[Begin Input rows]

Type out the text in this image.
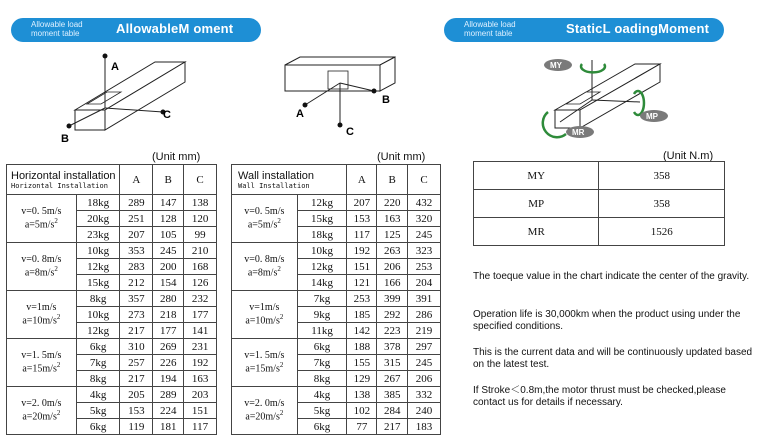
Allowable load
moment table	AllowableM oment	Allowable load
moment table	StaticL oadingMoment
A
C
B
C
B
A
MY
MP
MR
(Unit mm)
Horizontal installation
Horizontal Installation		A	B	C

v=0. 5m/s
$a=5m/s^2$	18kg	289	147	138
	20kg	251	128	120
	23kg	207	105	99

v=0. 8m/s
$a=8m/s^2$	10kg	353	245	210
	12kg	283	200	168
	15kg	212	154	126

v=1m/s
$a=10m/s^2$	8kg	357	280	232
	10kg	273	218	177
	12kg	217	177	141

v=1. 5m/s
$a=15m/s^2$	6kg	310	269	231
	7kg	257	226	192
	8kg	217	194	163

v=2. 0m/s
$a=20m/s^2$	4kg	205	289	203
	5kg	153	224	151
	6kg	119	181	117
(Unit mm)
Wall installation
Wall Installation		A	B	C

v=0. 5m/s
$a=5m/s^2$	12kg	207	220	432
	15kg	153	163	320
	18kg	117	125	245

v=0. 8m/s
$a=8m/s^2$	10kg	192	263	323
	12kg	151	206	253
	14kg	121	166	204

v=1m/s
$a=10m/s^2$	7kg	253	399	391
	9kg	185	292	286
	11kg	142	223	219

v=1. 5m/s
$a=15m/s^2$	6kg	188	378	297
	7kg	155	315	245
	8kg	129	267	206

v=2. 0m/s
$a=20m/s^2$	4kg	138	385	332
	5kg	102	284	240
	6kg	77	217	183
(Unit N.m)
MY	358
MP	358
MR	1526
The toeque value in the chart indicate the center of the gravity.
Operation life is 30,000km when the product using under the specified conditions.
This is the current data and will be continuously updated based on the latest test.
If Stroke＜0.8m,the motor thrust must be checked,please contact us for details if necessary.
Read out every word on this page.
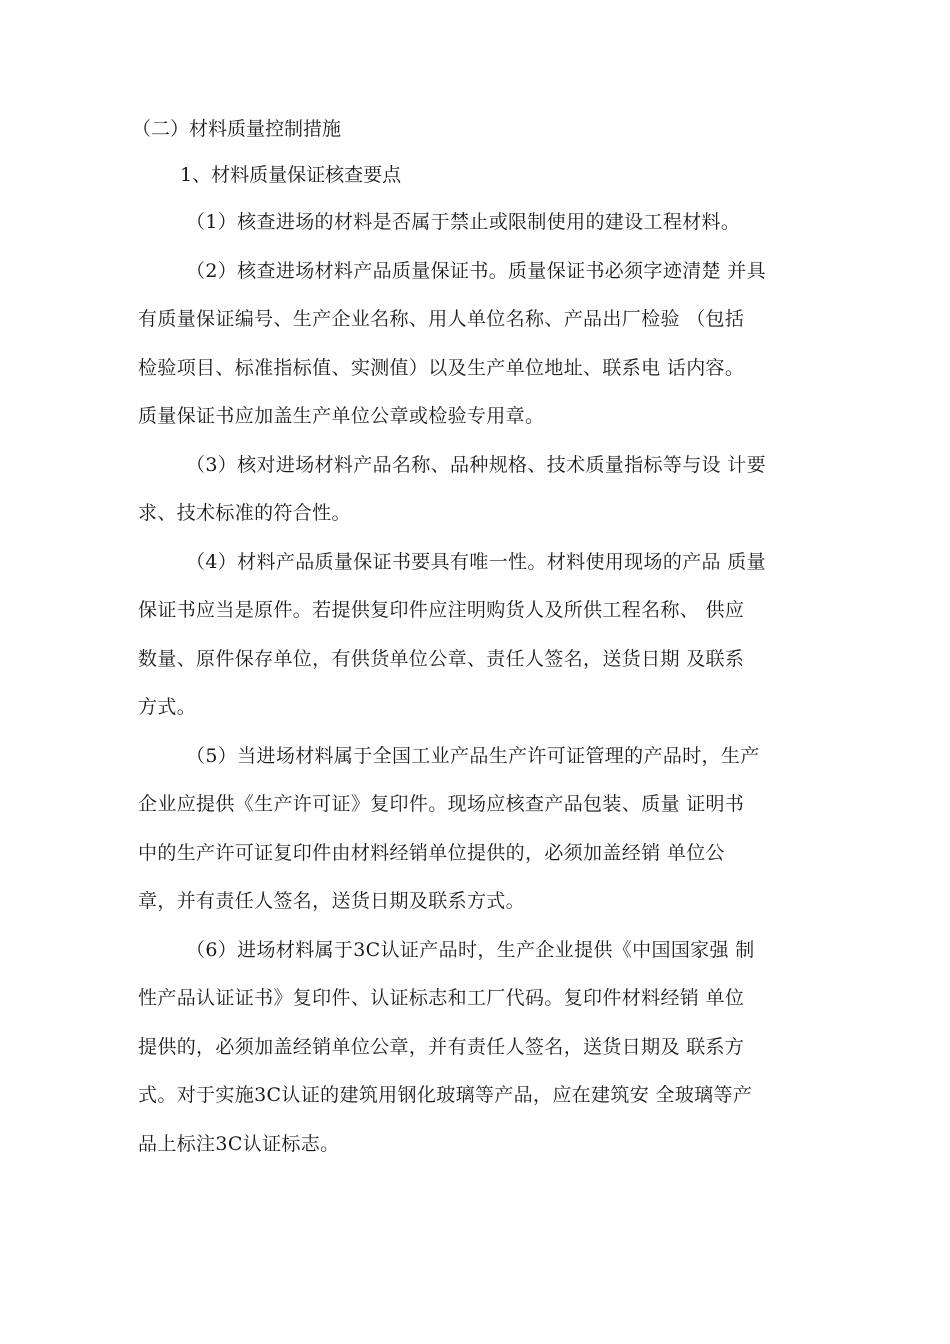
（二）材料质量控制措施

1、材料质量保证核查要点

（1）核查进场的材料是否属于禁止或限制使用的建设工程材料。
（2）核查进场材料产品质量保证书。质量保证书必须字迹清楚 并具
有质量保证编号、生产企业名称、用人单位名称、产品出厂检验 （包括
检验项目、标准指标值、实测值）以及生产单位地址、联系电 话内容。
质量保证书应加盖生产单位公章或检验专用章。
（3）核对进场材料产品名称、品种规格、技术质量指标等与设 计要
求、技术标准的符合性。
（4）材料产品质量保证书要具有唯一性。材料使用现场的产品 质量
保证书应当是原件。若提供复印件应注明购货人及所供工程名称、 供应
数量、原件保存单位，有供货单位公章、责任人签名，送货日期 及联系
方式。
（5）当进场材料属于全国工业产品生产许可证管理的产品时，生产
企业应提供《生产许可证》复印件。现场应核查产品包装、质量 证明书
中的生产许可证复印件由材料经销单位提供的，必须加盖经销 单位公
章，并有责任人签名，送货日期及联系方式。
（6）进场材料属于3C认证产品时，生产企业提供《中国国家强 制
性产品认证证书》复印件、认证标志和工厂代码。复印件材料经销 单位
提供的，必须加盖经销单位公章，并有责任人签名，送货日期及 联系方
式。对于实施3C认证的建筑用钢化玻璃等产品，应在建筑安 全玻璃等产
品上标注3C认证标志。
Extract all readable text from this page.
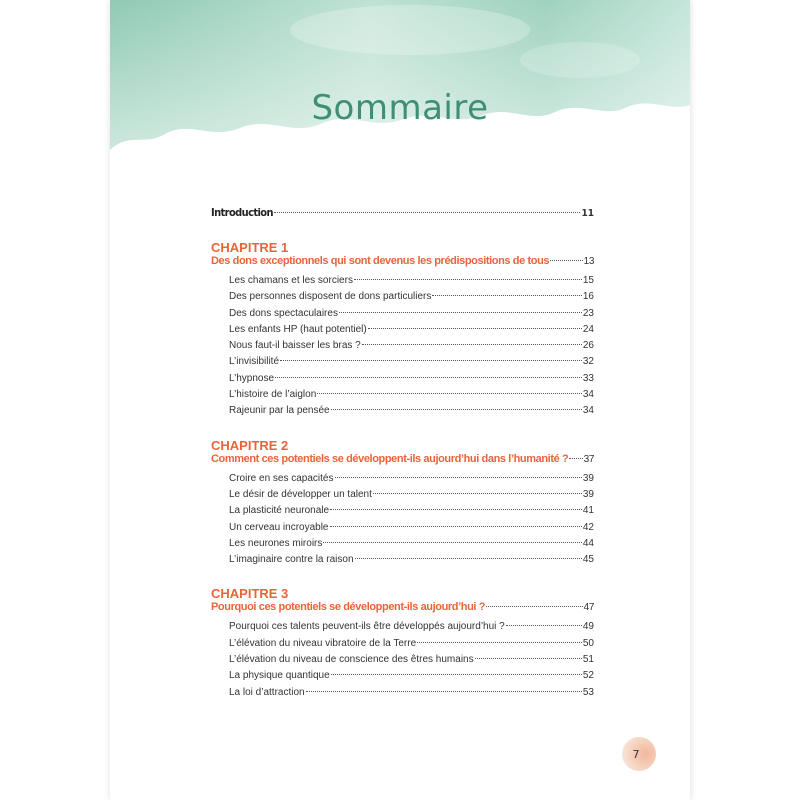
Sommaire
Introduction	11
CHAPITRE 1
Des dons exceptionnels qui sont devenus les prédispositions de tous	13
Les chamans et les sorciers	15
Des personnes disposent de dons particuliers	16
Des dons spectaculaires	23
Les enfants HP (haut potentiel)	24
Nous faut-il baisser les bras ?	26
L’invisibilité	32
L’hypnose	33
L’histoire de l’aiglon	34
Rajeunir par la pensée	34
CHAPITRE 2
Comment ces potentiels se développent-ils aujourd’hui dans l’humanité ? 37
Croire en ses capacités	39
Le désir de développer un talent	39
La plasticité neuronale	41
Un cerveau incroyable	42
Les neurones miroirs	44
L’imaginaire contre la raison	45
CHAPITRE 3
Pourquoi ces potentiels se développent-ils aujourd’hui ?	47
Pourquoi ces talents peuvent-ils être développés aujourd’hui ?	49
L’élévation du niveau vibratoire de la Terre	50
L’élévation du niveau de conscience des êtres humains	51
La physique quantique	52
La loi d’attraction	53
7
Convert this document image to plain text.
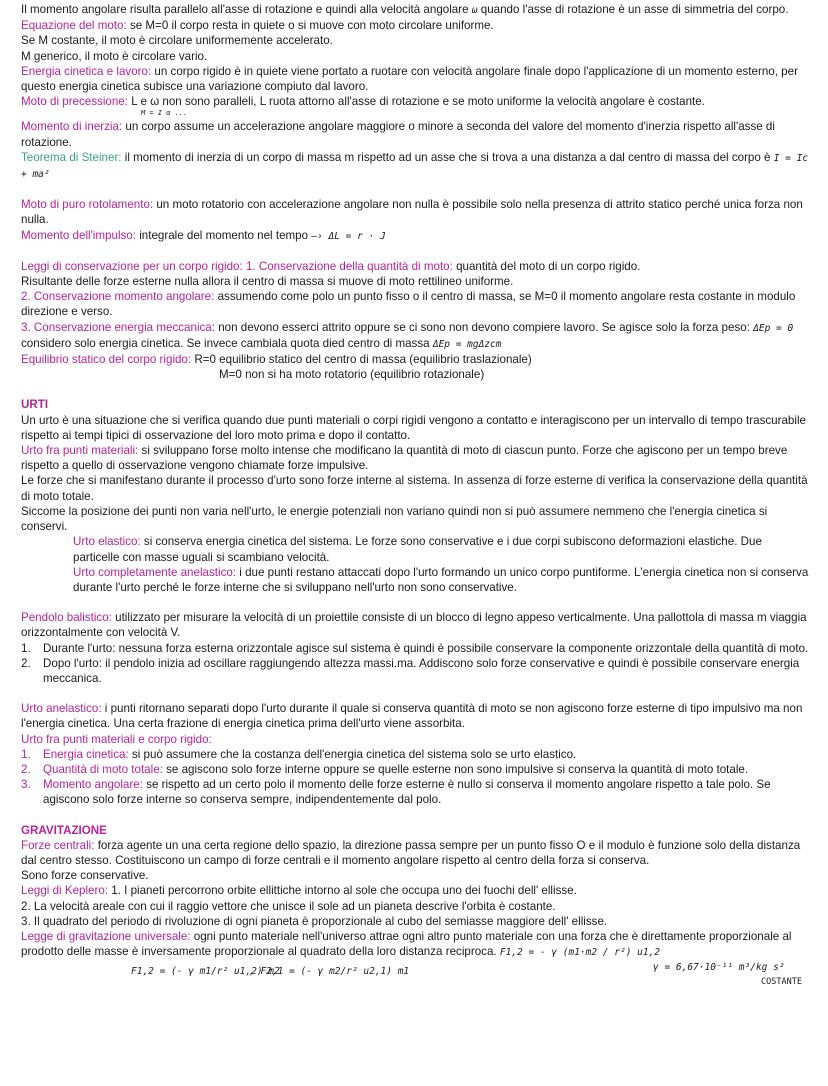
Il momento angolare risulta parallelo all'asse di rotazione e quindi alla velocità angolare ω quando l'asse di rotazione è un asse di simmetria del corpo.

Equazione del moto: se M=0 il corpo resta in quiete o si muove con moto circolare uniforme.

Se M costante, il moto è circolare uniformemente accelerato.

M generico, il moto è circolare vario.

Energia cinetica e lavoro: un corpo rigido è in quiete viene portato a ruotare con velocità angolare finale dopo l'applicazione di un momento esterno, per questo energia cinetica subisce una variazione compiuto dal lavoro.

Moto di precessione: L e ω non sono paralleli, L ruota attorno all'asse di rotazione e se moto uniforme la velocità angolare è costante.

M = I α ...

Momento di inerzia: un corpo assume un accelerazione angolare maggiore o minore a seconda del valore del momento d'inerzia rispetto all'asse di rotazione.

Teorema di Steiner: il momento di inerzia di un corpo di massa m rispetto ad un asse che si trova a una distanza a dal centro di massa del corpo è I = Ic + ma²

Moto di puro rotolamento: un moto rotatorio con accelerazione angolare non nulla è possibile solo nella presenza di attrito statico perché unica forza non nulla.

Momento dell'impulso: integrale del momento nel tempo —› ΔL = r · J

Leggi di conservazione per un corpo rigido: 1. Conservazione della quantità di moto: quantità del moto di un corpo rigido.

Risultante delle forze esterne nulla allora il centro di massa si muove di moto rettilineo uniforme.

2. Conservazione momento angolare: assumendo come polo un punto fisso o il centro di massa, se M=0 il momento angolare resta costante in modulo direzione e verso.

3. Conservazione energia meccanica: non devono esserci attrito oppure se ci sono non devono compiere lavoro. Se agisce solo la forza peso: ΔEp = 0 considero solo energia cinetica. Se invece cambiala quota died centro di massa ΔEp = mgΔzcm

Equilibrio statico del corpo rigido: R=0 equilibrio statico del centro di massa (equilibrio traslazionale)

M=0 non si ha moto rotatorio (equilibrio rotazionale)

URTI

Un urto è una situazione che si verifica quando due punti materiali o corpi rigidi vengono a contatto e interagiscono per un intervallo di tempo trascurabile rispetto ai tempi tipici di osservazione del loro moto prima e dopo il contatto.

Urto fra punti materiali: si sviluppano forse molto intense che modificano la quantità di moto di ciascun punto. Forze che agiscono per un tempo breve rispetto a quello di osservazione vengono chiamate forze impulsive.

Le forze che si manifestano durante il processo d'urto sono forze interne al sistema. In assenza di forze esterne di verifica la conservazione della quantità di moto totale.

Siccome la posizione dei punti non varia nell'urto, le energie potenziali non variano quindi non si può assumere nemmeno che l'energia cinetica si conservi.

Urto elastico: si conserva energia cinetica del sistema. Le forze sono conservative e i due corpi subiscono deformazioni elastiche. Due particelle con masse uguali si scambiano velocità.

Urto completamente anelastico: i due punti restano attaccati dopo l'urto formando un unico corpo puntiforme. L'energia cinetica non si conserva durante l'urto perché le forze interne che si sviluppano nell'urto non sono conservative.

Pendolo balistico: utilizzato per misurare la velocità di un proiettile consiste di un blocco di legno appeso verticalmente. Una pallottola di massa m viaggia orizzontalmente con velocità V.

1. Durante l'urto: nessuna forza esterna orizzontale agisce sul sistema è quindi è possibile conservare la componente orizzontale della quantità di moto.
2. Dopo l'urto: il pendolo inizia ad oscillare raggiungendo altezza massi.ma. Addiscono solo forze conservative e quindi è possibile conservare energia meccanica.

Urto anelastico: i punti ritornano separati dopo l'urto durante il quale si conserva quantità di moto se non agiscono forze esterne di tipo impulsivo ma non l'energia cinetica. Una certa frazione di energia cinetica prima dell'urto viene assorbita.

Urto fra punti materiali e corpo rigido:

1. Energia cinetica: si può assumere che la costanza dell'energia cinetica del sistema solo se urto elastico.
2. Quantità di moto totale: se agiscono solo forze interne oppure se quelle esterne non sono impulsive si conserva la quantità di moto totale.
3. Momento angolare: se rispetto ad un certo polo il momento delle forze esterne è nullo si conserva il momento angolare rispetto a tale polo. Se agiscono solo forze interne so conserva sempre, indipendentemente dal polo.

GRAVITAZIONE

Forze centrali: forza agente un una certa regione dello spazio, la direzione passa sempre per un punto fisso O e il modulo è funzione solo della distanza dal centro stesso. Costituiscono un campo di forze centrali e il momento angolare rispetto al centro della forza si conserva.

Sono forze conservative.

Leggi di Keplero: 1. I pianeti percorrono orbite ellittiche intorno al sole che occupa uno dei fuochi dell' ellisse.

2. La velocità areale con cui il raggio vettore che unisce il sole ad un pianeta descrive l'orbita è costante.

3. Il quadrato del periodo di rivoluzione di ogni pianeta è proporzionale al cubo del semiasse maggiore dell' ellisse.

Legge di gravitazione universale: ogni punto materiale nell'universo attrae ogni altro punto materiale con una forza che è direttamente proporzionale al prodotto delle masse è inversamente proporzionale al quadrato della loro distanza reciproca. F1,2 = - γ (m1·m2 / r²) u1,2

F1,2 = (- γ m1/r² u1,2) m2
, F2,1 = (- γ m2/r² u2,1) m1	γ = 6,67·10⁻¹¹ m³/kg s²
COSTANTE
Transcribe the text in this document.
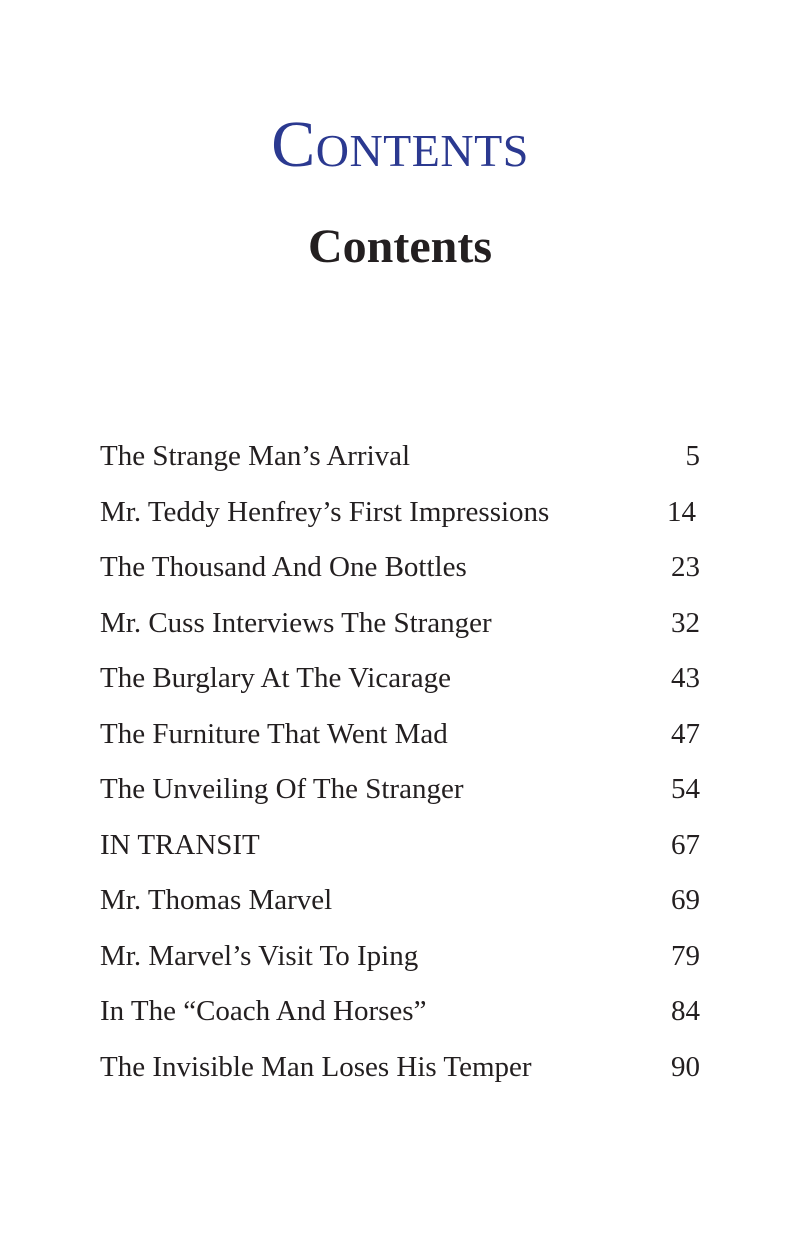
Contents
Contents
The Strange Man’s Arrival	5
Mr. Teddy Henfrey’s First Impressions	14
The Thousand And One Bottles	23
Mr. Cuss Interviews The Stranger	32
The Burglary At The Vicarage	43
The Furniture That Went Mad	47
The Unveiling Of The Stranger	54
IN TRANSIT	67
Mr. Thomas Marvel	69
Mr. Marvel’s Visit To Iping	79
In The “Coach And Horses”	84
The Invisible Man Loses His Temper	90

[End Input rows]

Stated goal |
Locate the lines above that contain "oppure" and copy them.

Result for this exercise |
3. Conservazione energia meccanica: non devono esserci attrito oppure se ci sono non devono compiere lavoro. Se agisce solo la forza peso: ΔEp = 0 considero solo energia cinetica. Se invece cambiala quota died centro di massa ΔEp = mgΔzcm
2. Quantità di moto totale: se agiscono solo forze interne oppure se quelle esterne non sono impulsive si conserva la quantità di moto totale.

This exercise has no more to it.